**Job:**
Repeat the material verbatim and drop the pictures.

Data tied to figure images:
● ● ● ●

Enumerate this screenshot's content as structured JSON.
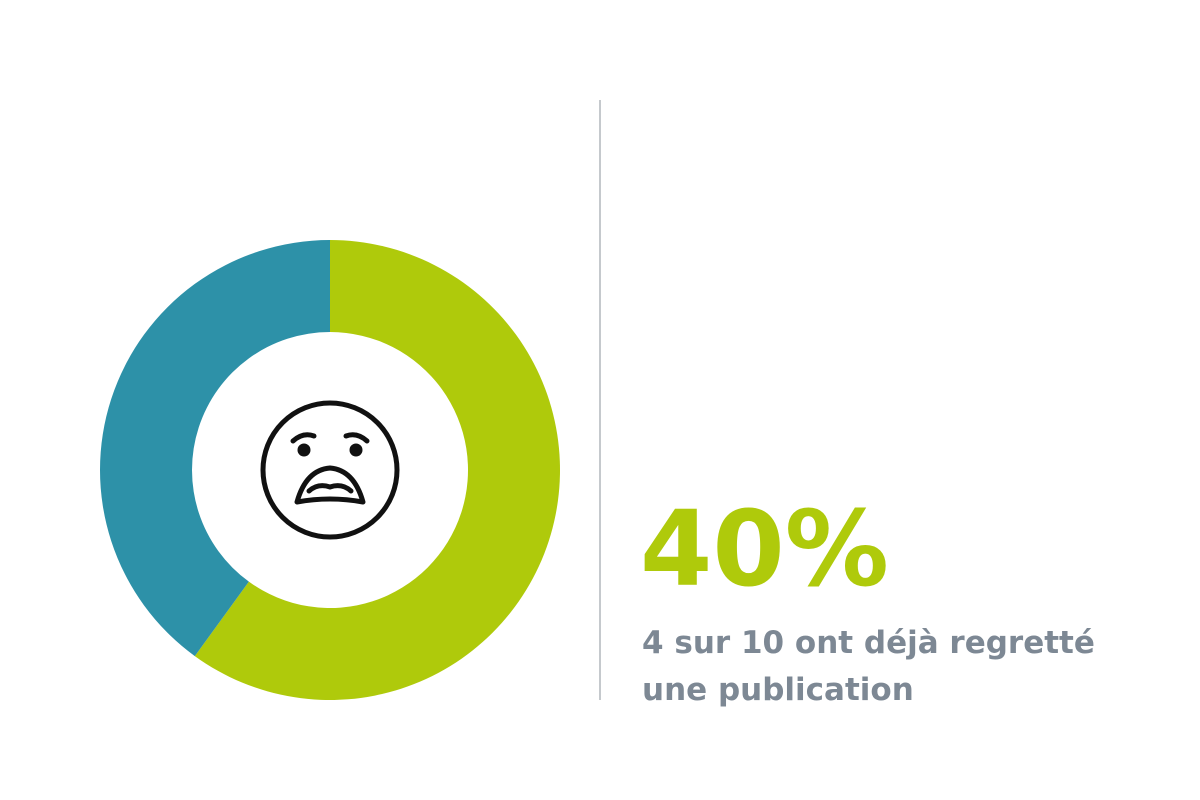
{
  "chart_data": {
    "type": "donut",
    "values": [
      60,
      40
    ],
    "value_labels": [
      null,
      "40%"
    ],
    "colors": [
      "#afca0b",
      "#2d91a8"
    ],
    "caption": [
      "4 sur 10 ont déjà regretté",
      "une publication"
    ]
  }
}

● ● ● ●

**Task response:**
Enumerate this screenshot's content as structured JSON.
{
  "chart_data": {
    "type": "donut",
    "values": [
      60,
      40
    ],
    "value_labels": [
      null,
      "40%"
    ],
    "colors": [
      "#afca0b",
      "#2d91a8"
    ],
    "caption": [
      "4 sur 10 ont déjà regretté",
      "une publication"
    ]
  }
}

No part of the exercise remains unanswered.